◆ **Records from a dataset**
↓↓↓

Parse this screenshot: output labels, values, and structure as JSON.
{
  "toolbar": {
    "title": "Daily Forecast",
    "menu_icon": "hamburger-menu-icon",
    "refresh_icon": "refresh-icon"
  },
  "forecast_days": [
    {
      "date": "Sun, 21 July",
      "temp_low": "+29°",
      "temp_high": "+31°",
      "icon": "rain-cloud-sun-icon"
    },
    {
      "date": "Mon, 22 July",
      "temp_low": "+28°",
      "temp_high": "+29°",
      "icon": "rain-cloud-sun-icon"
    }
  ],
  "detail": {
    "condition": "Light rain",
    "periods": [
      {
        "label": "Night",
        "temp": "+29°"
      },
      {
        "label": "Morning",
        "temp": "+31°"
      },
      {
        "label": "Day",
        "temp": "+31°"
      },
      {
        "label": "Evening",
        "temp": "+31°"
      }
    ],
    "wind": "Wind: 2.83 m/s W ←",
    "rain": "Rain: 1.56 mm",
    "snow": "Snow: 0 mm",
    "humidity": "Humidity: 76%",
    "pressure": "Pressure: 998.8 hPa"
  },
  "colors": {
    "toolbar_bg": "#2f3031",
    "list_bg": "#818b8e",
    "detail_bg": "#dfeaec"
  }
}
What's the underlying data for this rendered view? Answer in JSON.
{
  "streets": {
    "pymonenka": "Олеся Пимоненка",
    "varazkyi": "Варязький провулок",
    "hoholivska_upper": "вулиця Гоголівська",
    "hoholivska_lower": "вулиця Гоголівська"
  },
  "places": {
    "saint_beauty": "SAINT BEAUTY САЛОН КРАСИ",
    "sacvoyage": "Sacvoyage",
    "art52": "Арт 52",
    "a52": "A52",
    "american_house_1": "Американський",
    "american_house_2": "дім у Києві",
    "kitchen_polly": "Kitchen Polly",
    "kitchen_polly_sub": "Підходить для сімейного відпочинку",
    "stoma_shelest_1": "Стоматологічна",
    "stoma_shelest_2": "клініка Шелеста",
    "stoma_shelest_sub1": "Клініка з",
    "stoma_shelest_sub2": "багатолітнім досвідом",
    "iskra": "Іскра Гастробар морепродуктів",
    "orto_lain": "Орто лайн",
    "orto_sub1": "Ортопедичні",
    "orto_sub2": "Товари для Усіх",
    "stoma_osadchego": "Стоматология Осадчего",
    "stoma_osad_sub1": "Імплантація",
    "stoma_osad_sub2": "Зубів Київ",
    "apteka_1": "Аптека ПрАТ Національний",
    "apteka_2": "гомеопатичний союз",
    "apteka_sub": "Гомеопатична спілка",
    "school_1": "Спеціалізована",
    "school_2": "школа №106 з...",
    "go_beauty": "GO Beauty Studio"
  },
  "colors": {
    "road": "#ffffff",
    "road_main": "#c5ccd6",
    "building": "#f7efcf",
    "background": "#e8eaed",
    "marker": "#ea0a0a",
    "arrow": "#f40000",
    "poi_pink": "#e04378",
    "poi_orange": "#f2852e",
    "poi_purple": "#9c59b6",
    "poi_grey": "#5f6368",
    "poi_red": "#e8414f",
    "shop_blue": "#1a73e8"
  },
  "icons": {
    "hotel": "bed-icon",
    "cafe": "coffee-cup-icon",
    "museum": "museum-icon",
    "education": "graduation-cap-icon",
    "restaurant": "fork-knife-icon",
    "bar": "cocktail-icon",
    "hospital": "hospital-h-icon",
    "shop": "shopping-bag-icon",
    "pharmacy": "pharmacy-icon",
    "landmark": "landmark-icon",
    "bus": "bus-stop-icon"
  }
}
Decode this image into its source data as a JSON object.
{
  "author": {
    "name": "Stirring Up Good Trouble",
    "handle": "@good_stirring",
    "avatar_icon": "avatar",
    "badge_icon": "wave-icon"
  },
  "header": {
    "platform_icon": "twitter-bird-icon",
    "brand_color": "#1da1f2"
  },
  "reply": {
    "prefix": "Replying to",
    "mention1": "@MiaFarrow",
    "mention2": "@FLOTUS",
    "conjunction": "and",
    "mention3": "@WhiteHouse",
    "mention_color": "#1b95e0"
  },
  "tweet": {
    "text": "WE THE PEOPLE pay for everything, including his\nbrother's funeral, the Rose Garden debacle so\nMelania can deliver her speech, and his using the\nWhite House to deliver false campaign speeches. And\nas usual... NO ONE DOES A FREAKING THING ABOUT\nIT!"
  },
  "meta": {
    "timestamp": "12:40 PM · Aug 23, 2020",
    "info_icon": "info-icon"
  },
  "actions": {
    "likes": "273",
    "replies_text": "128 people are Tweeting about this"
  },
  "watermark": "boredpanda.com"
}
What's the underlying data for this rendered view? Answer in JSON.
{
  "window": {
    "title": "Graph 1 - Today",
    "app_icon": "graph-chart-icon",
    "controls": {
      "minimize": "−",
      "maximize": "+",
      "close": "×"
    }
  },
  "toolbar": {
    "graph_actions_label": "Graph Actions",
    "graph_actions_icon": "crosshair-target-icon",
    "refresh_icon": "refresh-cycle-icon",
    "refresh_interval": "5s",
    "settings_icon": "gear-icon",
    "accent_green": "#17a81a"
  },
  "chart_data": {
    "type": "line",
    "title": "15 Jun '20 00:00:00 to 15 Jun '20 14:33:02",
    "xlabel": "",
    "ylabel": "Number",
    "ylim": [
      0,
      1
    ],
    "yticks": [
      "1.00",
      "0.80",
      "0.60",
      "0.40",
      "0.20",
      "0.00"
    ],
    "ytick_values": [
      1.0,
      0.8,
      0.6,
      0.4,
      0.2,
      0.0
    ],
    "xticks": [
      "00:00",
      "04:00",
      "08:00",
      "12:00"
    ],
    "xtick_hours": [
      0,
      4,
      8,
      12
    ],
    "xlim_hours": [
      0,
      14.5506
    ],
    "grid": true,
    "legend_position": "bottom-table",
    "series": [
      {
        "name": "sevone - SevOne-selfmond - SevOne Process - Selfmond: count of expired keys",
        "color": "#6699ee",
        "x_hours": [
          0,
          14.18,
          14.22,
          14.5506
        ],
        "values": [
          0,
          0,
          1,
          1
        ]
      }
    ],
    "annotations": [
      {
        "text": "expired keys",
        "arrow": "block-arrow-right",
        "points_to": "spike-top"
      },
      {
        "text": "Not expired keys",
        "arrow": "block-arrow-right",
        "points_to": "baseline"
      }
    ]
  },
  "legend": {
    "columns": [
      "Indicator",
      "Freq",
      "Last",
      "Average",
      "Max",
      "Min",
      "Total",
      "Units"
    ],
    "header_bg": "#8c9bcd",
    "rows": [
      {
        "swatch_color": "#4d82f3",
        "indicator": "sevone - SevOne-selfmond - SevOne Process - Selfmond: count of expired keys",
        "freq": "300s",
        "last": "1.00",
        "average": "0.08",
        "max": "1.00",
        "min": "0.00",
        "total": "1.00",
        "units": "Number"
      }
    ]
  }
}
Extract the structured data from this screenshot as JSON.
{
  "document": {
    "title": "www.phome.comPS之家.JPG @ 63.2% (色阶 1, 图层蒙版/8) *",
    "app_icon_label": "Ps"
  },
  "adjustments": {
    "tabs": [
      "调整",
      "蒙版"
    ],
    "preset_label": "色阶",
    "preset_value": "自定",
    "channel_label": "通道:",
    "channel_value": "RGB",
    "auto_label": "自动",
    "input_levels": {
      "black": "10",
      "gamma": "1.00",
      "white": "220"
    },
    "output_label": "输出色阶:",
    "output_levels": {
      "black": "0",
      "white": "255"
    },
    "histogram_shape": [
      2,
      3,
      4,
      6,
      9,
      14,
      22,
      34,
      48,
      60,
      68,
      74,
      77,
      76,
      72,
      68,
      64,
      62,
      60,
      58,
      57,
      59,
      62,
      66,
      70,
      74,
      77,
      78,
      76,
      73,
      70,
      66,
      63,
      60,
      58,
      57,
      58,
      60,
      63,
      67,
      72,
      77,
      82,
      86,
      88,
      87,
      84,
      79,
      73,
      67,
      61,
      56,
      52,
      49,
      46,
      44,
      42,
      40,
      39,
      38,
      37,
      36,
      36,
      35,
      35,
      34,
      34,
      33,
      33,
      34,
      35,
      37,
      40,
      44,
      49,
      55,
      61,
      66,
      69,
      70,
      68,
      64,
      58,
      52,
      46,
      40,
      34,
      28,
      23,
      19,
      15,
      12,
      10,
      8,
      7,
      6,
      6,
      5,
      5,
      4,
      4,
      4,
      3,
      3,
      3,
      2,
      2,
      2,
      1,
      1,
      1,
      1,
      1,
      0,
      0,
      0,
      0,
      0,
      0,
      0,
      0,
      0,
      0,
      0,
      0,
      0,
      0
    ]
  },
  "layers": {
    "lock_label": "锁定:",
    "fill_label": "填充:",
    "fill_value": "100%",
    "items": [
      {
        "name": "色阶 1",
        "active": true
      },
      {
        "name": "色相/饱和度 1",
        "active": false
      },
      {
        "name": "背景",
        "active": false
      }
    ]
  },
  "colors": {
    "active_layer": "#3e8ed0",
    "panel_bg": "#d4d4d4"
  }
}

↑↑↑

◆ **Directive**
Of the lines above, how many contain the word "name"? Provide the number and nothing else.

◆ **Solution**
5